(Stored items from a collection)
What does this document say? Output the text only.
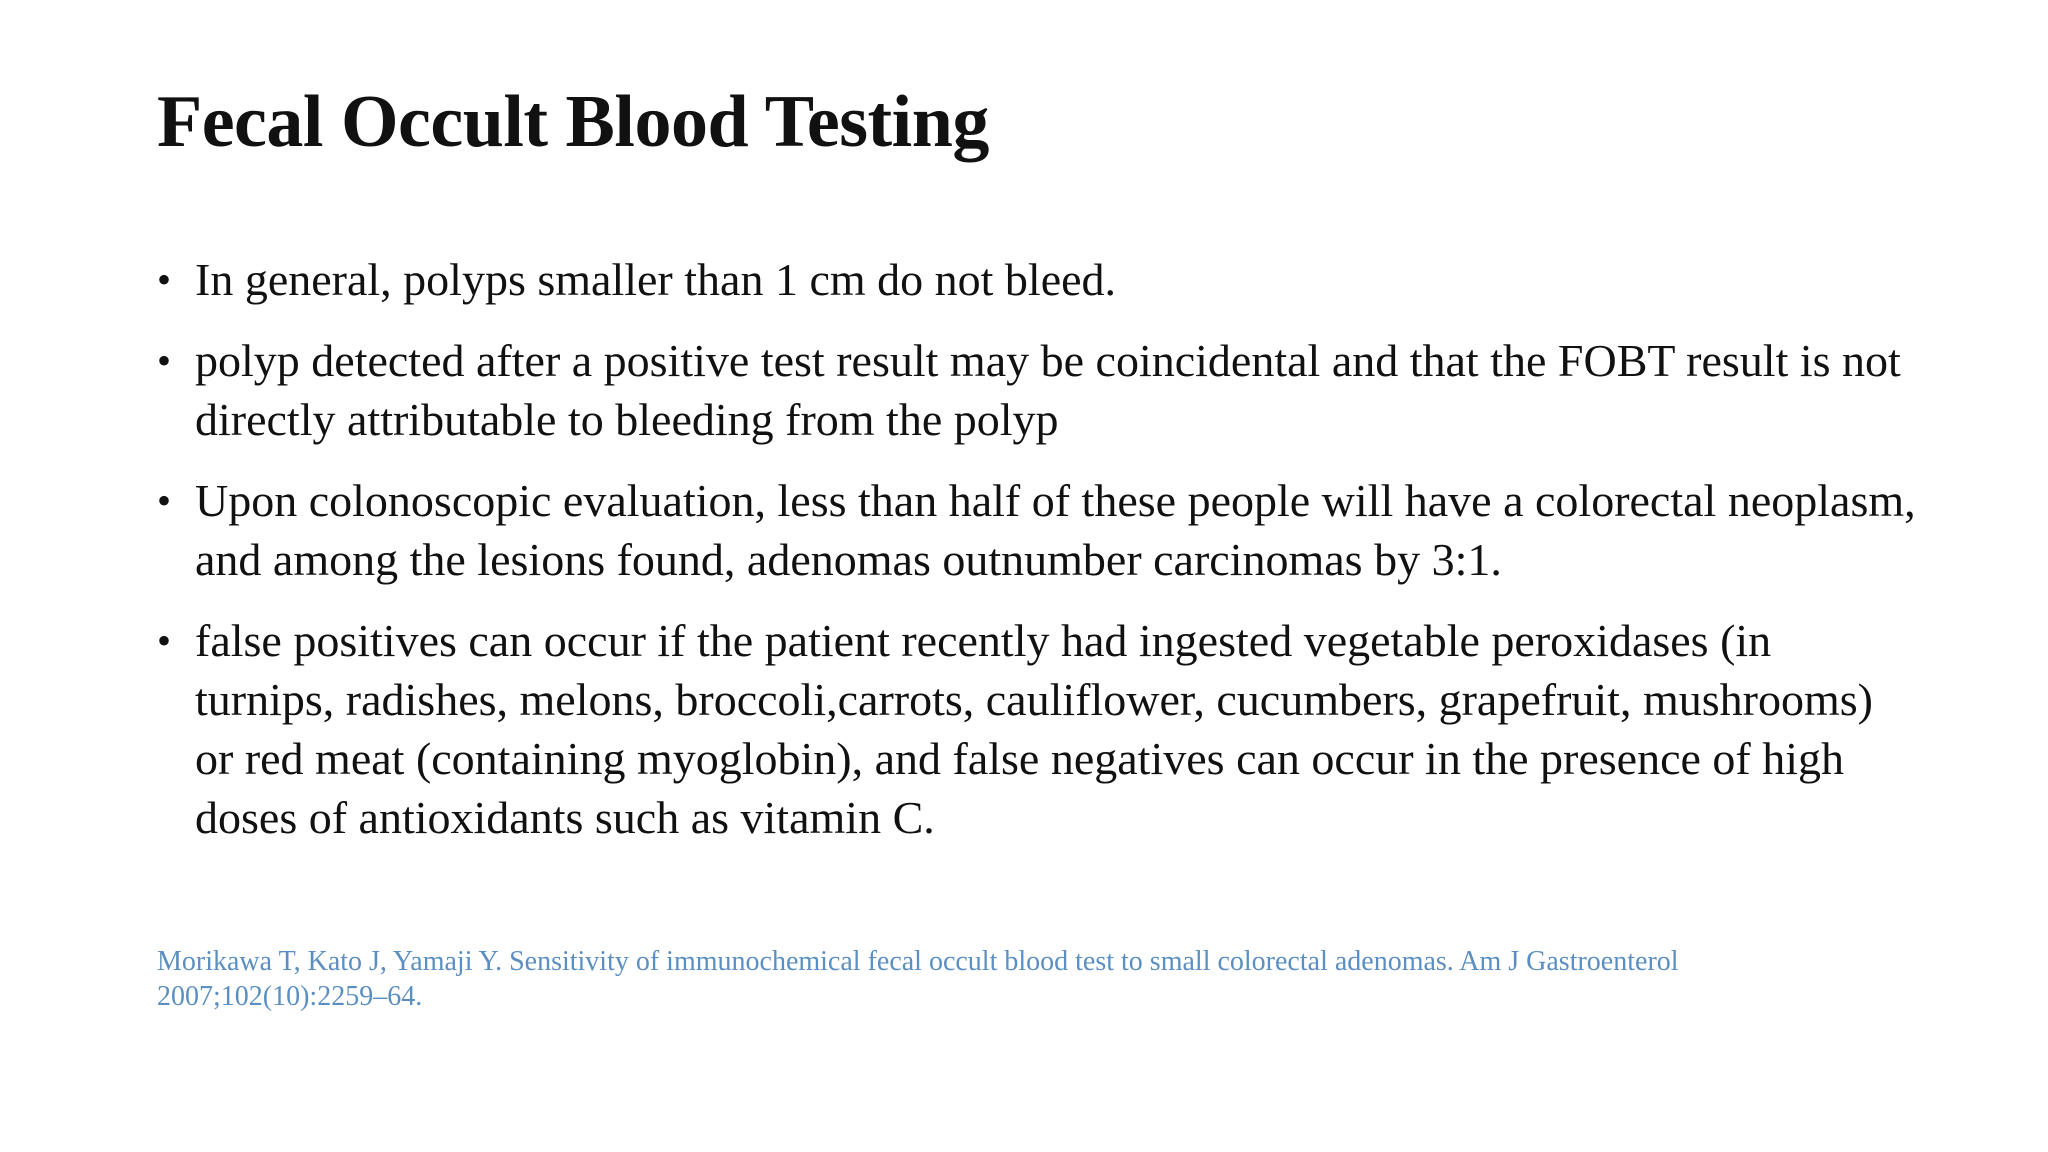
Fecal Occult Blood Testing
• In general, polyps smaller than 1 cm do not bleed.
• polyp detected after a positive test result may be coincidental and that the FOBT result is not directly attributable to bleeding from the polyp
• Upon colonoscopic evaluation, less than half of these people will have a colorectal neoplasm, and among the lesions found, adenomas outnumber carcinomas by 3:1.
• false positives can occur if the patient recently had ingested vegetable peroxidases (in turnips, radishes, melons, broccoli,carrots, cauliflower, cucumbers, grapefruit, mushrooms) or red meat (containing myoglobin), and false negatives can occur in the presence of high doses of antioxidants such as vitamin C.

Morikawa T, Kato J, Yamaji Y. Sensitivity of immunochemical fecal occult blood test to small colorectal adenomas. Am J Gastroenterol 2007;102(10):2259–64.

→ **Required work**
Copy all lines of the material above where the string "than" occurs.

→ **Solved problem**
• In general, polyps smaller than 1 cm do not bleed.
• Upon colonoscopic evaluation, less than half of these people will have a colorectal neoplasm, and among the lesions found, adenomas outnumber carcinomas by 3:1.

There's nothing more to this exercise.